Data items
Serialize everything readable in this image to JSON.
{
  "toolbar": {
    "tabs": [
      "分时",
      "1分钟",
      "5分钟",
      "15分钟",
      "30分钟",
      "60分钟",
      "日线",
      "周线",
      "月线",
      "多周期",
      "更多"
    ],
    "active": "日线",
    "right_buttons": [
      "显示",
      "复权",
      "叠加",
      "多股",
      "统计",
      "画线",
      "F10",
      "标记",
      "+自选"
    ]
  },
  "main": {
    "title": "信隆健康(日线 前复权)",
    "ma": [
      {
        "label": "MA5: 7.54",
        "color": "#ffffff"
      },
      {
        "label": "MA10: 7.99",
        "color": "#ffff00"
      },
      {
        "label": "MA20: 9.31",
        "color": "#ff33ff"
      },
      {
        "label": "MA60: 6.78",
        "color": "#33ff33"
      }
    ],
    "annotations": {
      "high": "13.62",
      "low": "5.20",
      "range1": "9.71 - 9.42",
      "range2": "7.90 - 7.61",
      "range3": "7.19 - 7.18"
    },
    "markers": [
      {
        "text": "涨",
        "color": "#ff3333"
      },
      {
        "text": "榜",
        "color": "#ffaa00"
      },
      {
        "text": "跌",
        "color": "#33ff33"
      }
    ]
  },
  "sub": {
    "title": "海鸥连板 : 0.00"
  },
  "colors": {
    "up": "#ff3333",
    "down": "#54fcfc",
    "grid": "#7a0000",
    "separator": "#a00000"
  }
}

Goal => From the listing above, extract every line exactly as it stands.

The solution =>
Serialize everything readable in this image to JSON.
{
  "toolbar": {
    "tabs": [
      "分时",
      "1分钟",
      "5分钟",
      "15分钟",
      "30分钟",
      "60分钟",
      "日线",
      "周线",
      "月线",
      "多周期",
      "更多"
    ],
    "active": "日线",
    "right_buttons": [
      "显示",
      "复权",
      "叠加",
      "多股",
      "统计",
      "画线",
      "F10",
      "标记",
      "+自选"
    ]
  },
  "main": {
    "title": "信隆健康(日线 前复权)",
    "ma": [
      {
        "label": "MA5: 7.54",
        "color": "#ffffff"
      },
      {
        "label": "MA10: 7.99",
        "color": "#ffff00"
      },
      {
        "label": "MA20: 9.31",
        "color": "#ff33ff"
      },
      {
        "label": "MA60: 6.78",
        "color": "#33ff33"
      }
    ],
    "annotations": {
      "high": "13.62",
      "low": "5.20",
      "range1": "9.71 - 9.42",
      "range2": "7.90 - 7.61",
      "range3": "7.19 - 7.18"
    },
    "markers": [
      {
        "text": "涨",
        "color": "#ff3333"
      },
      {
        "text": "榜",
        "color": "#ffaa00"
      },
      {
        "text": "跌",
        "color": "#33ff33"
      }
    ]
  },
  "sub": {
    "title": "海鸥连板 : 0.00"
  },
  "colors": {
    "up": "#ff3333",
    "down": "#54fcfc",
    "grid": "#7a0000",
    "separator": "#a00000"
  }
}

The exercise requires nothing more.